Task description:
Work out how many lines contain "Сысоева". Reply with the count alone.

Input for this task:
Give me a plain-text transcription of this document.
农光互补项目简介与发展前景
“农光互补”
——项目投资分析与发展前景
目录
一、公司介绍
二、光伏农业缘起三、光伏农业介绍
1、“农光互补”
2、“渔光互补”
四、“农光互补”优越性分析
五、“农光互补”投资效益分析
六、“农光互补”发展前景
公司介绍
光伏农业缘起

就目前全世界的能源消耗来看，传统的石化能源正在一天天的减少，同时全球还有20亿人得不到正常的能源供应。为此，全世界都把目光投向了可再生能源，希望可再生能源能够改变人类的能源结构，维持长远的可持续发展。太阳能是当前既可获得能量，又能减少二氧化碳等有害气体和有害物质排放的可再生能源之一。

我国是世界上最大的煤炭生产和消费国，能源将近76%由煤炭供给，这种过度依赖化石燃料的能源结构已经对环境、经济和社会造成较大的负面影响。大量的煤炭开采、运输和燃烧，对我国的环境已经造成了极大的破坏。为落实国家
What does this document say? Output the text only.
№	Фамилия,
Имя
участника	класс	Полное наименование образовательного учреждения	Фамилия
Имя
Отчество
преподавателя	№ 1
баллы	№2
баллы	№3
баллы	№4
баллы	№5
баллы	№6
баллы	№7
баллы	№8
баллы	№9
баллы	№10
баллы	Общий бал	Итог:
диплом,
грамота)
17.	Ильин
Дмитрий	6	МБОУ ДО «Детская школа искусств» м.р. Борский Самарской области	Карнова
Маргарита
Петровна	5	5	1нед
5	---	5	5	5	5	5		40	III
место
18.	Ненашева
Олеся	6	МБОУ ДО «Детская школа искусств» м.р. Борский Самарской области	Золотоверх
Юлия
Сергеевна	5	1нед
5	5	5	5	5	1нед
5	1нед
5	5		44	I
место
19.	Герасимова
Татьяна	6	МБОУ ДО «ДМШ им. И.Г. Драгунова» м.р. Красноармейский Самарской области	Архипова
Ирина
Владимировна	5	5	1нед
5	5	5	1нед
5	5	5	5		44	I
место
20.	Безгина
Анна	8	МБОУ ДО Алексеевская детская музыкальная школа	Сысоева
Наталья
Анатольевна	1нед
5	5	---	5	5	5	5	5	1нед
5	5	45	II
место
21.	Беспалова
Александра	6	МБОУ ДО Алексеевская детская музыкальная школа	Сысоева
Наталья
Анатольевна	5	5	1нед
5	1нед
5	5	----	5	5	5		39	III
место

Result of this task:
2